- [GIVEN INSTRUCTION] For each line that holds "name", copy the line out.

- [DATA SHOWN]
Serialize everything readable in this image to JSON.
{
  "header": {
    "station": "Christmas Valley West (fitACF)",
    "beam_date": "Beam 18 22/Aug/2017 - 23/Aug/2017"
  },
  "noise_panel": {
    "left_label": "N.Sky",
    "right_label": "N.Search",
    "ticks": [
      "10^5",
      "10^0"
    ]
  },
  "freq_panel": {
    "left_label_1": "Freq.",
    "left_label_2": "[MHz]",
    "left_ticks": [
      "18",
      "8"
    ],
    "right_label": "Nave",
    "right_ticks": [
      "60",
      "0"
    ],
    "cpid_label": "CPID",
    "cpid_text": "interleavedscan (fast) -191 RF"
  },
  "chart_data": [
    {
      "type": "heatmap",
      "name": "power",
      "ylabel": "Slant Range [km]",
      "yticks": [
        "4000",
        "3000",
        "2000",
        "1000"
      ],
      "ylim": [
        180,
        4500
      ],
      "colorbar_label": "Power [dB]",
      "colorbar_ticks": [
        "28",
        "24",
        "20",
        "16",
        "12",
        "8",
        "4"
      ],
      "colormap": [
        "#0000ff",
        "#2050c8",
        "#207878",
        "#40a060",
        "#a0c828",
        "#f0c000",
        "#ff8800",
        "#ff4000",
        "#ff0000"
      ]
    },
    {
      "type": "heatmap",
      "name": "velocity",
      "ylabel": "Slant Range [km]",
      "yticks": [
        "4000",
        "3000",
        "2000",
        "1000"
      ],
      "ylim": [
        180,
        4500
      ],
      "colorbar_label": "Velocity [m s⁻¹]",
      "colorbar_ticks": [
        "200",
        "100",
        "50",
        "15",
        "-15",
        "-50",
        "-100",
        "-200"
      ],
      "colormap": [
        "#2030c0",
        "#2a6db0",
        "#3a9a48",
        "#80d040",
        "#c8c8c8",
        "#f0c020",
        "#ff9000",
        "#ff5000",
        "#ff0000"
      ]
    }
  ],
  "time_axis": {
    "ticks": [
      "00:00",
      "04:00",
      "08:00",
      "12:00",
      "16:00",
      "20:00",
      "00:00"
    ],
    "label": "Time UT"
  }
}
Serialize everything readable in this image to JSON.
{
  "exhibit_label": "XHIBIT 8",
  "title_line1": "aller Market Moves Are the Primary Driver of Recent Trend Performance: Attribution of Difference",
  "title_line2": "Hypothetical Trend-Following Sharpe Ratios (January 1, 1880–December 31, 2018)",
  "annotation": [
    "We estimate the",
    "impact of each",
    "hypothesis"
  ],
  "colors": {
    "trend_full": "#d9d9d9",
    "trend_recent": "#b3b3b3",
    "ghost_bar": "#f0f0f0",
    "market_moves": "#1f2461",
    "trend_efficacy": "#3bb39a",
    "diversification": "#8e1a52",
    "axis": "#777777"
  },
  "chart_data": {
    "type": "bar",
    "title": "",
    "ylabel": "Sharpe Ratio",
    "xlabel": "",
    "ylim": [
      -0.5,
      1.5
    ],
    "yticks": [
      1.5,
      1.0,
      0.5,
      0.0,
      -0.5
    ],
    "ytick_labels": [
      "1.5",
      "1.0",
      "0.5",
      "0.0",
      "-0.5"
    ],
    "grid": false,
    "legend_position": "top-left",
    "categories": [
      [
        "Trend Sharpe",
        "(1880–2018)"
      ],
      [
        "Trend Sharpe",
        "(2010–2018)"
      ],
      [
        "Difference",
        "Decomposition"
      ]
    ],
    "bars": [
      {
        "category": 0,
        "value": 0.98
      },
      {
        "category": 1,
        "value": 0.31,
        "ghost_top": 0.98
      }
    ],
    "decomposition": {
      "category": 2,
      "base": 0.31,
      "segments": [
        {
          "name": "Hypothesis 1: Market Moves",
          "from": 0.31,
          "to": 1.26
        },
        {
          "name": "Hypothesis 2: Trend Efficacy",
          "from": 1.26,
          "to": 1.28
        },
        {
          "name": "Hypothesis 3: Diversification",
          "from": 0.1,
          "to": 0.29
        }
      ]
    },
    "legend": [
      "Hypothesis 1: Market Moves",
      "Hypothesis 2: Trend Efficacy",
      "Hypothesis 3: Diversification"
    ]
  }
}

- [RESULT]
      "name": "power",
      "name": "velocity",
          "name": "Hypothesis 1: Market Moves",
          "name": "Hypothesis 2: Trend Efficacy",
          "name": "Hypothesis 3: Diversification",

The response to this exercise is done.